= Exercise task =
Which lines in the material below contain the word "اتوبوس"? Copy each of them.

= Records for the task =
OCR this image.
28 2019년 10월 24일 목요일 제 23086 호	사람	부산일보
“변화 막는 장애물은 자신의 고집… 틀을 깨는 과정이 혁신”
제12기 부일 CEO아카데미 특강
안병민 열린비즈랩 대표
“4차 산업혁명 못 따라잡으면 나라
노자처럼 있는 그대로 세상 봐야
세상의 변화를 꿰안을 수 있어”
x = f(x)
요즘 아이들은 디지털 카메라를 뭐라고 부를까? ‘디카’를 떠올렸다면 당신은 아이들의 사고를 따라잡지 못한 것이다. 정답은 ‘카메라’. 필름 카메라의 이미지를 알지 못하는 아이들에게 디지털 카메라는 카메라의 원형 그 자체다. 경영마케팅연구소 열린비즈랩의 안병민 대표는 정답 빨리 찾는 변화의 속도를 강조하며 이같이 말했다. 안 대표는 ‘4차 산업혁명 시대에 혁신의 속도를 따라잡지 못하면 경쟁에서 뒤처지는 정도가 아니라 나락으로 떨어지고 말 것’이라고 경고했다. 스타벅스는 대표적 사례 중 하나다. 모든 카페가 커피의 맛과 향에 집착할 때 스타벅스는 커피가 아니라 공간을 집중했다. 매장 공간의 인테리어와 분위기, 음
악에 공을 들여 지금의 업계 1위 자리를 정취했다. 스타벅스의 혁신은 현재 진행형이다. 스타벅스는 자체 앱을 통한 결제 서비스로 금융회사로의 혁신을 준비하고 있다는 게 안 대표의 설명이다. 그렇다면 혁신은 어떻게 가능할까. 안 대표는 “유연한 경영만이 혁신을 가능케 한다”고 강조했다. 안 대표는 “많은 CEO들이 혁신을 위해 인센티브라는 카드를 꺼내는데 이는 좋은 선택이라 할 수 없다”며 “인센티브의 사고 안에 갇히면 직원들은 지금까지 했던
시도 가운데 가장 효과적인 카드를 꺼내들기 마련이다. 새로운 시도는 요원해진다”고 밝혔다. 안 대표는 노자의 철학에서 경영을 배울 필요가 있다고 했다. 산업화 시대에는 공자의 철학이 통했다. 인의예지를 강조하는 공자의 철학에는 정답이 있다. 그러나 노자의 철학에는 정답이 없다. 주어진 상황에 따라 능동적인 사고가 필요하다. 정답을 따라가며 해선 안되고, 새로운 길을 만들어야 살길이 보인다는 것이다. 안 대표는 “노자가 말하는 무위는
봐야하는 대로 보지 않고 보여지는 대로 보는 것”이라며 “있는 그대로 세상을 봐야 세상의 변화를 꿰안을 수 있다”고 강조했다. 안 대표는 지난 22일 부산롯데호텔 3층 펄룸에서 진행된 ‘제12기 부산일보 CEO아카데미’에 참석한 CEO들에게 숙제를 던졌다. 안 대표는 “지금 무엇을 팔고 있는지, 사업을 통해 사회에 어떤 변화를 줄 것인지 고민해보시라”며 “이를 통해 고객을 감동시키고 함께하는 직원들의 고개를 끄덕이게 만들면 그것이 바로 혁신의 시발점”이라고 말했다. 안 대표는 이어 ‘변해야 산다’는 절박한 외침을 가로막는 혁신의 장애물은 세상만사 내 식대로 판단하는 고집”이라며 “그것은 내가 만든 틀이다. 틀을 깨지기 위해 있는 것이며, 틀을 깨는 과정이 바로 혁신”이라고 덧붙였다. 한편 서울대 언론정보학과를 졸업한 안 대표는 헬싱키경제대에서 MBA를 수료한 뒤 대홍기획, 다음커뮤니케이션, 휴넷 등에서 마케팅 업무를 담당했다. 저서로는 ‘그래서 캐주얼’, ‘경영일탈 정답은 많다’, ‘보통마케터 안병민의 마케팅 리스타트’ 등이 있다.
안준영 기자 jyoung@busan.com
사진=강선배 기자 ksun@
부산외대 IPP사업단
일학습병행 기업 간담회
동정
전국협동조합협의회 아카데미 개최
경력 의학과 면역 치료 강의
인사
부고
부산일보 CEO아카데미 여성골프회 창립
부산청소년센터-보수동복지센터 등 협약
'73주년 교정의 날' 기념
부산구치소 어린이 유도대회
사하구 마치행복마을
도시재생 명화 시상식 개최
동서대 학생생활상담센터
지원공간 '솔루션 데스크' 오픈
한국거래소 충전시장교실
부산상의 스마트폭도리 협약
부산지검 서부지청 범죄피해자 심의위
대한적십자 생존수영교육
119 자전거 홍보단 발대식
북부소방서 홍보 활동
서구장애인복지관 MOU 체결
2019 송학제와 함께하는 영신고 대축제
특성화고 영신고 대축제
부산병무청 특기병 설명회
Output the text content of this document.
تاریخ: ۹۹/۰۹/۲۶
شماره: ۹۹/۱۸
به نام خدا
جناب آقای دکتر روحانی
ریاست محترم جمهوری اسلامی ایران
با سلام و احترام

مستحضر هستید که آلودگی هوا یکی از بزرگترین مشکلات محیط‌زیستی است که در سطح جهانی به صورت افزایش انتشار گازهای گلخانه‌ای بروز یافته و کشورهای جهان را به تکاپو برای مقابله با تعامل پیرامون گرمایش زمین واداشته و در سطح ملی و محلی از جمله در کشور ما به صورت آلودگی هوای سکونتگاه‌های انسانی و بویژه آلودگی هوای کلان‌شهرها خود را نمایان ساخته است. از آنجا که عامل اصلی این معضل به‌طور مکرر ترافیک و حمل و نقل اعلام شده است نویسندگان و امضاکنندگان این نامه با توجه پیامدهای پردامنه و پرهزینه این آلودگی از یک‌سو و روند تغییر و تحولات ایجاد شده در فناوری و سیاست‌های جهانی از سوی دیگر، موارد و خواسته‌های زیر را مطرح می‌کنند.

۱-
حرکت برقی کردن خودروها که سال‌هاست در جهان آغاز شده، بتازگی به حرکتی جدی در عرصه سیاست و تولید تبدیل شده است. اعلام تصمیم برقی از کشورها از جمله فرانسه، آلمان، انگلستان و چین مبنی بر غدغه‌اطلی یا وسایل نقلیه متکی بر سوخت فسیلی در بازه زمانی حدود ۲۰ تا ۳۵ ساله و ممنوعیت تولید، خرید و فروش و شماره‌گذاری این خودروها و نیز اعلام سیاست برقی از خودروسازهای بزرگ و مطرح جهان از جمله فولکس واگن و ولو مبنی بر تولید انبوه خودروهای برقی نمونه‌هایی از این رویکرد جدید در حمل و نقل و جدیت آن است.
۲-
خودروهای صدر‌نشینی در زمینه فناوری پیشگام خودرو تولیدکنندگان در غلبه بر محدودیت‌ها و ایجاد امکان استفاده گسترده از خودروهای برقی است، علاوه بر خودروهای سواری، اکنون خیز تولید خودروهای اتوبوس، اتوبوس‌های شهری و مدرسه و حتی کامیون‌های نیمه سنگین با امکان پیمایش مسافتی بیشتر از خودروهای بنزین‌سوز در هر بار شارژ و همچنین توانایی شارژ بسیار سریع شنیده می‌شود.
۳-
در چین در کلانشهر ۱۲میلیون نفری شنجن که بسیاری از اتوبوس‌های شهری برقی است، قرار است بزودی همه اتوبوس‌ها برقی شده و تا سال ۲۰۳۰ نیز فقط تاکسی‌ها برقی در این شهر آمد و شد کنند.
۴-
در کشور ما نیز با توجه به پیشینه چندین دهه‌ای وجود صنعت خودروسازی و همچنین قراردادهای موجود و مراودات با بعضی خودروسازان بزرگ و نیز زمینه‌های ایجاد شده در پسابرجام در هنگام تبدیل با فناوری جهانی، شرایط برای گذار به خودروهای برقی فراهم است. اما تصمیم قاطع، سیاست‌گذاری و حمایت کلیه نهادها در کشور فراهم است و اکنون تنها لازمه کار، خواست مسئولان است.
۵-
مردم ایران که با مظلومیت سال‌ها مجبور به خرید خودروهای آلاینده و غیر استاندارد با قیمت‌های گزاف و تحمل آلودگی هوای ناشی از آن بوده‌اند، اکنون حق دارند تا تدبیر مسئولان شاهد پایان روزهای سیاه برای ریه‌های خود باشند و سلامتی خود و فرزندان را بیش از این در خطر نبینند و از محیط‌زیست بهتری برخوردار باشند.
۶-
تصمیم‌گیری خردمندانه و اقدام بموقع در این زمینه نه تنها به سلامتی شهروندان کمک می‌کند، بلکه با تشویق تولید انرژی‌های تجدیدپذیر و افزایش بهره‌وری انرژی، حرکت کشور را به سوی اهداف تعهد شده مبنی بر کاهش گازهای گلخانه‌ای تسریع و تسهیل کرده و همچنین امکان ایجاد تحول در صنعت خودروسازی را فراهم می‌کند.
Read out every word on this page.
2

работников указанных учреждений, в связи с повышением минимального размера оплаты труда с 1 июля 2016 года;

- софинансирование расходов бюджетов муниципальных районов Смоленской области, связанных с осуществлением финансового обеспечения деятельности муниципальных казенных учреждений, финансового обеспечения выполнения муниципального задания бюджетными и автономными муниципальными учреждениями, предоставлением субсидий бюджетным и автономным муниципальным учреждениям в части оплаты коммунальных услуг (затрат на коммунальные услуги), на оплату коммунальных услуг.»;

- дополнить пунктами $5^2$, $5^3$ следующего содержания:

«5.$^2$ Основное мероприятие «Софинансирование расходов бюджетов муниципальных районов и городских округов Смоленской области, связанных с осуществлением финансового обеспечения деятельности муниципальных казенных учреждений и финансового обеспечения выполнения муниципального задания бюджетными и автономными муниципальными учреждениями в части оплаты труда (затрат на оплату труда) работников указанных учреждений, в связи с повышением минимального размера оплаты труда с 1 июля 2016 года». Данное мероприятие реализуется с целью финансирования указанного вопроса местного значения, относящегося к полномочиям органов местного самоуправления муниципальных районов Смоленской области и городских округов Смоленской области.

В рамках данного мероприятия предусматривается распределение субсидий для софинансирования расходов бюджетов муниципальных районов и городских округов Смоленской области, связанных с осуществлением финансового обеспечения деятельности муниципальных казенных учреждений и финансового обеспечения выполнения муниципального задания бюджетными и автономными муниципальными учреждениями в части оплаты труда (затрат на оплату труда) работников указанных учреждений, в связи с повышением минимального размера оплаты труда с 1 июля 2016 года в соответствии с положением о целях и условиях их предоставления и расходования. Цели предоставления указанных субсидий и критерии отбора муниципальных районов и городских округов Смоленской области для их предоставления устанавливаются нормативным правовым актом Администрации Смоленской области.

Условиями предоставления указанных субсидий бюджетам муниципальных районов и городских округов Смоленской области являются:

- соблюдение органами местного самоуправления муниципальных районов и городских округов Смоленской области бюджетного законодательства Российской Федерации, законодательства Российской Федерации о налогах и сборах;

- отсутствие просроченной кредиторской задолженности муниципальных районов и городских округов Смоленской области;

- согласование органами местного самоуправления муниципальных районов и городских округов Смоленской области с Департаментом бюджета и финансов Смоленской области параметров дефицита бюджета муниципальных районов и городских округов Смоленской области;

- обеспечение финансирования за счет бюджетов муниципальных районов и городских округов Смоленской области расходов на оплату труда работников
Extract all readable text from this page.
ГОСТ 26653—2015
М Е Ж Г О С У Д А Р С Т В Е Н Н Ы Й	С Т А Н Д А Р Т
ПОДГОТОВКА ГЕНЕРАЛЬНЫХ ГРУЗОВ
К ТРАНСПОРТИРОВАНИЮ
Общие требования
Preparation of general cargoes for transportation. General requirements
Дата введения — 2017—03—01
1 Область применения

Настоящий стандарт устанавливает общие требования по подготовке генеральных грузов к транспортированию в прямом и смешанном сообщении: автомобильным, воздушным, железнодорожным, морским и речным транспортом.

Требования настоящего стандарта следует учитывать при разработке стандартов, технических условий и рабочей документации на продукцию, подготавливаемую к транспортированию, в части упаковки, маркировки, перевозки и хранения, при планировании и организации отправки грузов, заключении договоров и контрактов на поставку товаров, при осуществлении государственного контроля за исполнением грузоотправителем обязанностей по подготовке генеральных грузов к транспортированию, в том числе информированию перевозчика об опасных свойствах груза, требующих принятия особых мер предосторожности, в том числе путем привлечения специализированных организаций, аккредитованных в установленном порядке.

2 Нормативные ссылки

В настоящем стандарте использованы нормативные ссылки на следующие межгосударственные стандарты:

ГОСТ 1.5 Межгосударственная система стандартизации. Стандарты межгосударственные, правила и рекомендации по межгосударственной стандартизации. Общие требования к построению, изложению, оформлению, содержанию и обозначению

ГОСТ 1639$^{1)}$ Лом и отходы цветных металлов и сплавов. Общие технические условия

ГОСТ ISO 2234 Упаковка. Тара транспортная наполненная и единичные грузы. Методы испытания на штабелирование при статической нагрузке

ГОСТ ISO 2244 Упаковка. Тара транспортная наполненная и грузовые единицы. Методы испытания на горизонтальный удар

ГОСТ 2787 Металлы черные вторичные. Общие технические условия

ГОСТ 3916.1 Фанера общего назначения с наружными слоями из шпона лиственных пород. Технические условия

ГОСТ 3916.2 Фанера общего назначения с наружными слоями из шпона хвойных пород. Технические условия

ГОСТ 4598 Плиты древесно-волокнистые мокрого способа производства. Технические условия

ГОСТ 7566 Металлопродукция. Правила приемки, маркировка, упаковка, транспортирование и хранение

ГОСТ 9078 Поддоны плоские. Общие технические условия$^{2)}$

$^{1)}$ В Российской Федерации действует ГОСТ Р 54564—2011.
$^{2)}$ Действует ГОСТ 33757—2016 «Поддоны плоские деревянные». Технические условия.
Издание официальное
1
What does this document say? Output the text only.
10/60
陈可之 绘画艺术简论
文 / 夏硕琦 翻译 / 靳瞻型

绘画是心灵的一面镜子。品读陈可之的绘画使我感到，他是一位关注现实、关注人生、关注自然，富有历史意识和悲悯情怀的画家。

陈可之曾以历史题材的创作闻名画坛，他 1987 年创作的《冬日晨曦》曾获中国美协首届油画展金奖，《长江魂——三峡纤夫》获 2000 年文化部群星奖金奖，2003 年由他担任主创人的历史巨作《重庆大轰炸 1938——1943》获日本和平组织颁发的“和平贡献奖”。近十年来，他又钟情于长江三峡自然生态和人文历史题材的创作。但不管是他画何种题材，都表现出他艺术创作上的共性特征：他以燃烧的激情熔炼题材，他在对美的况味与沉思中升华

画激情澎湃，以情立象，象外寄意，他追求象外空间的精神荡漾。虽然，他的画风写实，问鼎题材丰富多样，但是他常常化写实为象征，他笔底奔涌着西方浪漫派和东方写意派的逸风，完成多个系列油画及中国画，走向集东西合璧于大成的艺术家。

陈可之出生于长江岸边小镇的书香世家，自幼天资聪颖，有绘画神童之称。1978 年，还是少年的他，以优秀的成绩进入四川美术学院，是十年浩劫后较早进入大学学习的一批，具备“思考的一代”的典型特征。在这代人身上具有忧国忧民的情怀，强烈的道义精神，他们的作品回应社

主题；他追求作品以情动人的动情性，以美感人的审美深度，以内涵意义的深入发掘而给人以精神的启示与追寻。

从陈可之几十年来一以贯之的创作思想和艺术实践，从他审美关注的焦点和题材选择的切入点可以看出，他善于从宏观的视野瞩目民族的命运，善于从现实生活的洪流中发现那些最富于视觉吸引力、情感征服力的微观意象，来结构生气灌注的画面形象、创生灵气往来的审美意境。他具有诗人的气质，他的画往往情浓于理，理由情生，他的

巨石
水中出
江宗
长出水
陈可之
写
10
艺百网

= Answer =
خودروهای صدر‌نشینی در زمینه فناوری پیشگام خودرو تولیدکنندگان در غلبه بر محدودیت‌ها و ایجاد امکان استفاده گسترده از خودروهای برقی است، علاوه بر خودروهای سواری، اکنون خیز تولید خودروهای اتوبوس، اتوبوس‌های شهری و مدرسه و حتی کامیون‌های نیمه سنگین با امکان پیمایش مسافتی بیشتر از خودروهای بنزین‌سوز در هر بار شارژ و همچنین توانایی شارژ بسیار سریع شنیده می‌شود.
در چین در کلانشهر ۱۲میلیون نفری شنجن که بسیاری از اتوبوس‌های شهری برقی است، قرار است بزودی همه اتوبوس‌ها برقی شده و تا سال ۲۰۳۰ نیز فقط تاکسی‌ها برقی در این شهر آمد و شد کنند.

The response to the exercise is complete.